──────── Data excerpts ────────

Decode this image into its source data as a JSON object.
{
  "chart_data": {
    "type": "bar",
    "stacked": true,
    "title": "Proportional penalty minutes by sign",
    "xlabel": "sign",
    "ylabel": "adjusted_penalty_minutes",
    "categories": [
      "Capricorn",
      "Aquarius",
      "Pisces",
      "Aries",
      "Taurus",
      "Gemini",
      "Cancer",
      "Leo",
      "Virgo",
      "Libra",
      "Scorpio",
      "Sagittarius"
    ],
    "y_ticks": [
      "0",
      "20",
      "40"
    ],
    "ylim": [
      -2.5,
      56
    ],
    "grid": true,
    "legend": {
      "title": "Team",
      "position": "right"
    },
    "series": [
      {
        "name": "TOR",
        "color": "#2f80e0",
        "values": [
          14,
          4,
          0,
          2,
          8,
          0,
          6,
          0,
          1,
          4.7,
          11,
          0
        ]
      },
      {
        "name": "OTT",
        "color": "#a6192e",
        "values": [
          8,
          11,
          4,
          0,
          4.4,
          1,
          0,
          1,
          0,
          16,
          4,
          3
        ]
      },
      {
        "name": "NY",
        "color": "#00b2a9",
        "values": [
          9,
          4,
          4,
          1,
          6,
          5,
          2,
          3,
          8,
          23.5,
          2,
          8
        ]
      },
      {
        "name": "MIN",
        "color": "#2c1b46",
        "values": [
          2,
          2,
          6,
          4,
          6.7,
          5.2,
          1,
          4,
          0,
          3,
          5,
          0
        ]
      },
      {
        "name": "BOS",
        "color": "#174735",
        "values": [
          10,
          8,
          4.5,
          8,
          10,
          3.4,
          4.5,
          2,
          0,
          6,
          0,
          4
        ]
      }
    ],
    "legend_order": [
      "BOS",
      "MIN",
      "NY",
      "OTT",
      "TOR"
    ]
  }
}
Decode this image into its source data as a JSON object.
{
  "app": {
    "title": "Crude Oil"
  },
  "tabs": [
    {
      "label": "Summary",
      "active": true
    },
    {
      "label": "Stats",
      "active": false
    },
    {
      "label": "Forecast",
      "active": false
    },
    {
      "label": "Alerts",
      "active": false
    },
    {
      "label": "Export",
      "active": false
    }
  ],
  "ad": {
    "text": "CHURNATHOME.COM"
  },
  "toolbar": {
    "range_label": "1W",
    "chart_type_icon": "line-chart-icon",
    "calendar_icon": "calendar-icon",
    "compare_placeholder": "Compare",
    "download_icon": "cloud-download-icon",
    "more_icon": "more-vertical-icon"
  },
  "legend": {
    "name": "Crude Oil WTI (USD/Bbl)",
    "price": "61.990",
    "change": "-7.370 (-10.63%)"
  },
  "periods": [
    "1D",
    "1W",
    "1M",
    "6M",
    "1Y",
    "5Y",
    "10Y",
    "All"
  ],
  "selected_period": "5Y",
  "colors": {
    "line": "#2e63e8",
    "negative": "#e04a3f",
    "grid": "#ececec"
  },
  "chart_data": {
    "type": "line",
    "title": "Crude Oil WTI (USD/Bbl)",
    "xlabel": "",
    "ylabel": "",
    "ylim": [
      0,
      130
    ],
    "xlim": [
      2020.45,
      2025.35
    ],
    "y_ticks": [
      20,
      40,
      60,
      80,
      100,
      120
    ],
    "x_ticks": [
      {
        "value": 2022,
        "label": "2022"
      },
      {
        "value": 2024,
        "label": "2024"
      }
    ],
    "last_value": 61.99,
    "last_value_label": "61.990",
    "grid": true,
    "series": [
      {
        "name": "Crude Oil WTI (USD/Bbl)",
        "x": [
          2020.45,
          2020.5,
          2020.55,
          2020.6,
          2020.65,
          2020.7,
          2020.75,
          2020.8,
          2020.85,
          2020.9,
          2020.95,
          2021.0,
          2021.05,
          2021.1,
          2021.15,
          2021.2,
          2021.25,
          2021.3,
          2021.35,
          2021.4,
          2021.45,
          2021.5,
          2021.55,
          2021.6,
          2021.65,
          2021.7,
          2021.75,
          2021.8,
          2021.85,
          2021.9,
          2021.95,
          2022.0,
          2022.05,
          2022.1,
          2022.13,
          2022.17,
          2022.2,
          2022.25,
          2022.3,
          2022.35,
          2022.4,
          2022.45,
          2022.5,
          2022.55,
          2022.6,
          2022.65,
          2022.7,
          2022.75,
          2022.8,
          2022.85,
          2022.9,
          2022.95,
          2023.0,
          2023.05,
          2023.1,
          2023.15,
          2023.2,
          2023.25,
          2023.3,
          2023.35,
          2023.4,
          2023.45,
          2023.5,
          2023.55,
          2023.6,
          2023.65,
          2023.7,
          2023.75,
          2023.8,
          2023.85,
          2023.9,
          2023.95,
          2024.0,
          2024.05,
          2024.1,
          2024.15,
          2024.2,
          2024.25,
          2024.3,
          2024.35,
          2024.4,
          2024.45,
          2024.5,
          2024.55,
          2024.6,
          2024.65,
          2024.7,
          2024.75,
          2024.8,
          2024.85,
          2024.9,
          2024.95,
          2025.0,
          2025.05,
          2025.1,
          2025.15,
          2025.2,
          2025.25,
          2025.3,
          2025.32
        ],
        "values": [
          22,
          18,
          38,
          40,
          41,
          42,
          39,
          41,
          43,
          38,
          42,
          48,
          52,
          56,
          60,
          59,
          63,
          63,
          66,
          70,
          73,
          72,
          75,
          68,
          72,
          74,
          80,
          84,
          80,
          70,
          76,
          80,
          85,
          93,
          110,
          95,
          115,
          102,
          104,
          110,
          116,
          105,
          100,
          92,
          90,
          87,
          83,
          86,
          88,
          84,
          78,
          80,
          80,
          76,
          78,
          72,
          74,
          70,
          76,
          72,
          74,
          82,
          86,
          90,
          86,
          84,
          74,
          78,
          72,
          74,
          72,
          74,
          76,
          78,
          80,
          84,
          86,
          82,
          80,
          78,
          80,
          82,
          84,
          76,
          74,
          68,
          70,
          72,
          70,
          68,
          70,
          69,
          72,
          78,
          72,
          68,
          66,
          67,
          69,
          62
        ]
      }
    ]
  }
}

────────

*Aim*. Repeat every line of the material exactly as given.

*Answer to the task*.
Decode this image into its source data as a JSON object.
{
  "chart_data": {
    "type": "bar",
    "stacked": true,
    "title": "Proportional penalty minutes by sign",
    "xlabel": "sign",
    "ylabel": "adjusted_penalty_minutes",
    "categories": [
      "Capricorn",
      "Aquarius",
      "Pisces",
      "Aries",
      "Taurus",
      "Gemini",
      "Cancer",
      "Leo",
      "Virgo",
      "Libra",
      "Scorpio",
      "Sagittarius"
    ],
    "y_ticks": [
      "0",
      "20",
      "40"
    ],
    "ylim": [
      -2.5,
      56
    ],
    "grid": true,
    "legend": {
      "title": "Team",
      "position": "right"
    },
    "series": [
      {
        "name": "TOR",
        "color": "#2f80e0",
        "values": [
          14,
          4,
          0,
          2,
          8,
          0,
          6,
          0,
          1,
          4.7,
          11,
          0
        ]
      },
      {
        "name": "OTT",
        "color": "#a6192e",
        "values": [
          8,
          11,
          4,
          0,
          4.4,
          1,
          0,
          1,
          0,
          16,
          4,
          3
        ]
      },
      {
        "name": "NY",
        "color": "#00b2a9",
        "values": [
          9,
          4,
          4,
          1,
          6,
          5,
          2,
          3,
          8,
          23.5,
          2,
          8
        ]
      },
      {
        "name": "MIN",
        "color": "#2c1b46",
        "values": [
          2,
          2,
          6,
          4,
          6.7,
          5.2,
          1,
          4,
          0,
          3,
          5,
          0
        ]
      },
      {
        "name": "BOS",
        "color": "#174735",
        "values": [
          10,
          8,
          4.5,
          8,
          10,
          3.4,
          4.5,
          2,
          0,
          6,
          0,
          4
        ]
      }
    ],
    "legend_order": [
      "BOS",
      "MIN",
      "NY",
      "OTT",
      "TOR"
    ]
  }
}
Decode this image into its source data as a JSON object.
{
  "app": {
    "title": "Crude Oil"
  },
  "tabs": [
    {
      "label": "Summary",
      "active": true
    },
    {
      "label": "Stats",
      "active": false
    },
    {
      "label": "Forecast",
      "active": false
    },
    {
      "label": "Alerts",
      "active": false
    },
    {
      "label": "Export",
      "active": false
    }
  ],
  "ad": {
    "text": "CHURNATHOME.COM"
  },
  "toolbar": {
    "range_label": "1W",
    "chart_type_icon": "line-chart-icon",
    "calendar_icon": "calendar-icon",
    "compare_placeholder": "Compare",
    "download_icon": "cloud-download-icon",
    "more_icon": "more-vertical-icon"
  },
  "legend": {
    "name": "Crude Oil WTI (USD/Bbl)",
    "price": "61.990",
    "change": "-7.370 (-10.63%)"
  },
  "periods": [
    "1D",
    "1W",
    "1M",
    "6M",
    "1Y",
    "5Y",
    "10Y",
    "All"
  ],
  "selected_period": "5Y",
  "colors": {
    "line": "#2e63e8",
    "negative": "#e04a3f",
    "grid": "#ececec"
  },
  "chart_data": {
    "type": "line",
    "title": "Crude Oil WTI (USD/Bbl)",
    "xlabel": "",
    "ylabel": "",
    "ylim": [
      0,
      130
    ],
    "xlim": [
      2020.45,
      2025.35
    ],
    "y_ticks": [
      20,
      40,
      60,
      80,
      100,
      120
    ],
    "x_ticks": [
      {
        "value": 2022,
        "label": "2022"
      },
      {
        "value": 2024,
        "label": "2024"
      }
    ],
    "last_value": 61.99,
    "last_value_label": "61.990",
    "grid": true,
    "series": [
      {
        "name": "Crude Oil WTI (USD/Bbl)",
        "x": [
          2020.45,
          2020.5,
          2020.55,
          2020.6,
          2020.65,
          2020.7,
          2020.75,
          2020.8,
          2020.85,
          2020.9,
          2020.95,
          2021.0,
          2021.05,
          2021.1,
          2021.15,
          2021.2,
          2021.25,
          2021.3,
          2021.35,
          2021.4,
          2021.45,
          2021.5,
          2021.55,
          2021.6,
          2021.65,
          2021.7,
          2021.75,
          2021.8,
          2021.85,
          2021.9,
          2021.95,
          2022.0,
          2022.05,
          2022.1,
          2022.13,
          2022.17,
          2022.2,
          2022.25,
          2022.3,
          2022.35,
          2022.4,
          2022.45,
          2022.5,
          2022.55,
          2022.6,
          2022.65,
          2022.7,
          2022.75,
          2022.8,
          2022.85,
          2022.9,
          2022.95,
          2023.0,
          2023.05,
          2023.1,
          2023.15,
          2023.2,
          2023.25,
          2023.3,
          2023.35,
          2023.4,
          2023.45,
          2023.5,
          2023.55,
          2023.6,
          2023.65,
          2023.7,
          2023.75,
          2023.8,
          2023.85,
          2023.9,
          2023.95,
          2024.0,
          2024.05,
          2024.1,
          2024.15,
          2024.2,
          2024.25,
          2024.3,
          2024.35,
          2024.4,
          2024.45,
          2024.5,
          2024.55,
          2024.6,
          2024.65,
          2024.7,
          2024.75,
          2024.8,
          2024.85,
          2024.9,
          2024.95,
          2025.0,
          2025.05,
          2025.1,
          2025.15,
          2025.2,
          2025.25,
          2025.3,
          2025.32
        ],
        "values": [
          22,
          18,
          38,
          40,
          41,
          42,
          39,
          41,
          43,
          38,
          42,
          48,
          52,
          56,
          60,
          59,
          63,
          63,
          66,
          70,
          73,
          72,
          75,
          68,
          72,
          74,
          80,
          84,
          80,
          70,
          76,
          80,
          85,
          93,
          110,
          95,
          115,
          102,
          104,
          110,
          116,
          105,
          100,
          92,
          90,
          87,
          83,
          86,
          88,
          84,
          78,
          80,
          80,
          76,
          78,
          72,
          74,
          70,
          76,
          72,
          74,
          82,
          86,
          90,
          86,
          84,
          74,
          78,
          72,
          74,
          72,
          74,
          76,
          78,
          80,
          84,
          86,
          82,
          80,
          78,
          80,
          82,
          84,
          76,
          74,
          68,
          70,
          72,
          70,
          68,
          70,
          69,
          72,
          78,
          72,
          68,
          66,
          67,
          69,
          62
        ]
      }
    ]
  }
}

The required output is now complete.